**DATASET ROWS:**
[BEGIN]

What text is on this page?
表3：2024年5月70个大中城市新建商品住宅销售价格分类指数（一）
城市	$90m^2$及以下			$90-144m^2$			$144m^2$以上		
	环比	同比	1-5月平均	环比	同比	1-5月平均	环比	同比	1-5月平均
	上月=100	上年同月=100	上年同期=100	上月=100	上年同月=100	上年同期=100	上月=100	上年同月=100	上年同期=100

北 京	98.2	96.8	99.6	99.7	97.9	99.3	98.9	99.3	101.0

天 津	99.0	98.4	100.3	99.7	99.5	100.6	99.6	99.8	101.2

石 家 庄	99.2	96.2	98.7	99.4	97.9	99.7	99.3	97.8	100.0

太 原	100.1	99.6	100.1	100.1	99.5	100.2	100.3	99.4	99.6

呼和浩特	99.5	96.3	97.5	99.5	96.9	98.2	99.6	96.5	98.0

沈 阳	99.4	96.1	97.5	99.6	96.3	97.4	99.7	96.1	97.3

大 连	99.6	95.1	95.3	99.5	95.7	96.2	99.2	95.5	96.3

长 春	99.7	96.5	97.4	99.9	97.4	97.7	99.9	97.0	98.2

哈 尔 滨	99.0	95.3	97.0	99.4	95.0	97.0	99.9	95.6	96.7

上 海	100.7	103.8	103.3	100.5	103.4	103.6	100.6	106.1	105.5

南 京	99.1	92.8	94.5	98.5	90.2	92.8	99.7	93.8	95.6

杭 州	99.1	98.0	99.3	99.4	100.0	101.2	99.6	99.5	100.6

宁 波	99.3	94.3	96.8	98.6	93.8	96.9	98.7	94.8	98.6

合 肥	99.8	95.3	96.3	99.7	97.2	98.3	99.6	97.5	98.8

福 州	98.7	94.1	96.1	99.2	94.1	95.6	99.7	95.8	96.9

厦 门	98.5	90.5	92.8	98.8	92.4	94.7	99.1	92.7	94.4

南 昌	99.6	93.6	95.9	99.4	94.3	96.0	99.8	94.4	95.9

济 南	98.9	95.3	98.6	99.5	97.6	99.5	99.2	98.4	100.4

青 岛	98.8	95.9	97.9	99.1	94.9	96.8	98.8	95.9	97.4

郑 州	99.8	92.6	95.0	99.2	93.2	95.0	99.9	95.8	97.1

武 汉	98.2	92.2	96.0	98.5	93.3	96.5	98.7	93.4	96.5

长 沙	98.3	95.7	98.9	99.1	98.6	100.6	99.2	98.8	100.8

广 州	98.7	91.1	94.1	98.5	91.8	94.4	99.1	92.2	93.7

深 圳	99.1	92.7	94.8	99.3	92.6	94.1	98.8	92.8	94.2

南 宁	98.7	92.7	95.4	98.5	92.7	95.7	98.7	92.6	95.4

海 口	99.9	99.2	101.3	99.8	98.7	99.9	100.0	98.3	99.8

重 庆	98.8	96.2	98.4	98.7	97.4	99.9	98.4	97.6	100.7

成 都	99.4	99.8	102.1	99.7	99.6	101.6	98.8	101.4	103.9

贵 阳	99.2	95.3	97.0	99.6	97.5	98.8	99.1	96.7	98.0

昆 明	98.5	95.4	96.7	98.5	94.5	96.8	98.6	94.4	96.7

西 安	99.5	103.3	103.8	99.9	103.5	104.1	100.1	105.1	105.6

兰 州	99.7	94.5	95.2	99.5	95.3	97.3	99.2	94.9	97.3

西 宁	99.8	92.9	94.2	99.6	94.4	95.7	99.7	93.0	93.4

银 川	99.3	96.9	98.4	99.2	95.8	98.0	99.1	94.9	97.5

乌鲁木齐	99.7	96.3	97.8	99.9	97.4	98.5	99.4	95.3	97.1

[END]

**BRIEF:**
All of the data shown above must be copied exactly.

**CORRECT ANSWER:**
What text is on this page?
表3：2024年5月70个大中城市新建商品住宅销售价格分类指数（一）
城市	$90m^2$及以下			$90-144m^2$			$144m^2$以上		
	环比	同比	1-5月平均	环比	同比	1-5月平均	环比	同比	1-5月平均
	上月=100	上年同月=100	上年同期=100	上月=100	上年同月=100	上年同期=100	上月=100	上年同月=100	上年同期=100

北 京	98.2	96.8	99.6	99.7	97.9	99.3	98.9	99.3	101.0

天 津	99.0	98.4	100.3	99.7	99.5	100.6	99.6	99.8	101.2

石 家 庄	99.2	96.2	98.7	99.4	97.9	99.7	99.3	97.8	100.0

太 原	100.1	99.6	100.1	100.1	99.5	100.2	100.3	99.4	99.6

呼和浩特	99.5	96.3	97.5	99.5	96.9	98.2	99.6	96.5	98.0

沈 阳	99.4	96.1	97.5	99.6	96.3	97.4	99.7	96.1	97.3

大 连	99.6	95.1	95.3	99.5	95.7	96.2	99.2	95.5	96.3

长 春	99.7	96.5	97.4	99.9	97.4	97.7	99.9	97.0	98.2

哈 尔 滨	99.0	95.3	97.0	99.4	95.0	97.0	99.9	95.6	96.7

上 海	100.7	103.8	103.3	100.5	103.4	103.6	100.6	106.1	105.5

南 京	99.1	92.8	94.5	98.5	90.2	92.8	99.7	93.8	95.6

杭 州	99.1	98.0	99.3	99.4	100.0	101.2	99.6	99.5	100.6

宁 波	99.3	94.3	96.8	98.6	93.8	96.9	98.7	94.8	98.6

合 肥	99.8	95.3	96.3	99.7	97.2	98.3	99.6	97.5	98.8

福 州	98.7	94.1	96.1	99.2	94.1	95.6	99.7	95.8	96.9

厦 门	98.5	90.5	92.8	98.8	92.4	94.7	99.1	92.7	94.4

南 昌	99.6	93.6	95.9	99.4	94.3	96.0	99.8	94.4	95.9

济 南	98.9	95.3	98.6	99.5	97.6	99.5	99.2	98.4	100.4

青 岛	98.8	95.9	97.9	99.1	94.9	96.8	98.8	95.9	97.4

郑 州	99.8	92.6	95.0	99.2	93.2	95.0	99.9	95.8	97.1

武 汉	98.2	92.2	96.0	98.5	93.3	96.5	98.7	93.4	96.5

长 沙	98.3	95.7	98.9	99.1	98.6	100.6	99.2	98.8	100.8

广 州	98.7	91.1	94.1	98.5	91.8	94.4	99.1	92.2	93.7

深 圳	99.1	92.7	94.8	99.3	92.6	94.1	98.8	92.8	94.2

南 宁	98.7	92.7	95.4	98.5	92.7	95.7	98.7	92.6	95.4

海 口	99.9	99.2	101.3	99.8	98.7	99.9	100.0	98.3	99.8

重 庆	98.8	96.2	98.4	98.7	97.4	99.9	98.4	97.6	100.7

成 都	99.4	99.8	102.1	99.7	99.6	101.6	98.8	101.4	103.9

贵 阳	99.2	95.3	97.0	99.6	97.5	98.8	99.1	96.7	98.0

昆 明	98.5	95.4	96.7	98.5	94.5	96.8	98.6	94.4	96.7

西 安	99.5	103.3	103.8	99.9	103.5	104.1	100.1	105.1	105.6

兰 州	99.7	94.5	95.2	99.5	95.3	97.3	99.2	94.9	97.3

西 宁	99.8	92.9	94.2	99.6	94.4	95.7	99.7	93.0	93.4

银 川	99.3	96.9	98.4	99.2	95.8	98.0	99.1	94.9	97.5

乌鲁木齐	99.7	96.3	97.8	99.9	97.4	98.5	99.4	95.3	97.1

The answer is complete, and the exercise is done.